[CHALLENGE]: Copy out every line containing the word "THESE".

[Raw records]:
───

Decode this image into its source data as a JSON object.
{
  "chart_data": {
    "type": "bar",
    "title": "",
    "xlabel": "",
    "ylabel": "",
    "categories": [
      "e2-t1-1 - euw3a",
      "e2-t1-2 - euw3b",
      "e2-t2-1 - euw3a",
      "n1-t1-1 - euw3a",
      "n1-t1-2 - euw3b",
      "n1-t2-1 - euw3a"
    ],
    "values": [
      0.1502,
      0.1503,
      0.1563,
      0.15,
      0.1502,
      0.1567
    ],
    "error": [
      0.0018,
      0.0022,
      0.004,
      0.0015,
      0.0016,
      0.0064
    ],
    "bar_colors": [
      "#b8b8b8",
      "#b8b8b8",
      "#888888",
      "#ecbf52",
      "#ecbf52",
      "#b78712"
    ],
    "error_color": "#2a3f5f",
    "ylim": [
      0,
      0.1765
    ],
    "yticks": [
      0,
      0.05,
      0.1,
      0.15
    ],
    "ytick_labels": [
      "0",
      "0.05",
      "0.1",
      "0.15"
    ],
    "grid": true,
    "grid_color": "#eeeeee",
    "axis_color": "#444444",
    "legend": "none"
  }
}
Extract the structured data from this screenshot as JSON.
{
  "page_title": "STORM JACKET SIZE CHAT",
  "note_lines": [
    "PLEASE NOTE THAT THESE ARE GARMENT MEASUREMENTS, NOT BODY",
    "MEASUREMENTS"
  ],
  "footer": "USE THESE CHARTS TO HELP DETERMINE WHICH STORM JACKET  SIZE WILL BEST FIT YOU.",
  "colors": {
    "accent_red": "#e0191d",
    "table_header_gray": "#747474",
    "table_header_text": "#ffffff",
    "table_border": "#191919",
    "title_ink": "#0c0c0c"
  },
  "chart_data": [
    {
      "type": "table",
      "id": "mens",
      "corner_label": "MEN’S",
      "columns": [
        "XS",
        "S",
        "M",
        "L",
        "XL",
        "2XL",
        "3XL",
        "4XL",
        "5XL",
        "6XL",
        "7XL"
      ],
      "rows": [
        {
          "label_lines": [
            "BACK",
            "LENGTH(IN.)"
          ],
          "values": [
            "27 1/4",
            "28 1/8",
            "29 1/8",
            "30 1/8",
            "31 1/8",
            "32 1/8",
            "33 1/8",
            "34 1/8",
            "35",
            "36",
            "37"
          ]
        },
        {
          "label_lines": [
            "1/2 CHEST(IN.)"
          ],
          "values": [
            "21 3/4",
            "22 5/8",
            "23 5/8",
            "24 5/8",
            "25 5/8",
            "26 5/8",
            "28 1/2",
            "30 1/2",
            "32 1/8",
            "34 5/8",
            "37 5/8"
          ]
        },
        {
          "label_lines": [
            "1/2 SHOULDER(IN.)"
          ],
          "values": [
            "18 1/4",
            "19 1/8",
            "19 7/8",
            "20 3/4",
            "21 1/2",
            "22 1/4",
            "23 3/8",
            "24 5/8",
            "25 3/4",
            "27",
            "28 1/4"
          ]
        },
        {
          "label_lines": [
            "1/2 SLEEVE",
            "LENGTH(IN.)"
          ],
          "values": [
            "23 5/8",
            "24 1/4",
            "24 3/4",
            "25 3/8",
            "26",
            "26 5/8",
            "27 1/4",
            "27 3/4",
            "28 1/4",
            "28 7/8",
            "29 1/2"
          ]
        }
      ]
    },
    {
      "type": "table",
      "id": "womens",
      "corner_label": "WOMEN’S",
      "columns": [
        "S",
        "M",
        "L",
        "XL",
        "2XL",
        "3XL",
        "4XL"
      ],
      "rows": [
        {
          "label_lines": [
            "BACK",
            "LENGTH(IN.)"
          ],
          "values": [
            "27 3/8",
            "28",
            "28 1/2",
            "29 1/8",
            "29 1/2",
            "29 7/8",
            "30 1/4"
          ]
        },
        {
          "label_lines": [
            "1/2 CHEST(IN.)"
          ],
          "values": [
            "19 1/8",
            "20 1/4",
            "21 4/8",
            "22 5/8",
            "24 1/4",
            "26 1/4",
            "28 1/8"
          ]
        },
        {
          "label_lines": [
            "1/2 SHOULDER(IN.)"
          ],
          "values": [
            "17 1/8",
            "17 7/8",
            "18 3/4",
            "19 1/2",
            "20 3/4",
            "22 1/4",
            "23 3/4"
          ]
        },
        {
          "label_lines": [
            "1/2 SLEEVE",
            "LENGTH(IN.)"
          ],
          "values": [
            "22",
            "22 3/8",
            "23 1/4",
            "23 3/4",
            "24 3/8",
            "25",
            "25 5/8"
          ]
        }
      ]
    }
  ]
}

───

[TASK SOLUTION]:
    "PLEASE NOTE THAT THESE ARE GARMENT MEASUREMENTS, NOT BODY",
  "footer": "USE THESE CHARTS TO HELP DETERMINE WHICH STORM JACKET  SIZE WILL BEST FIT YOU.",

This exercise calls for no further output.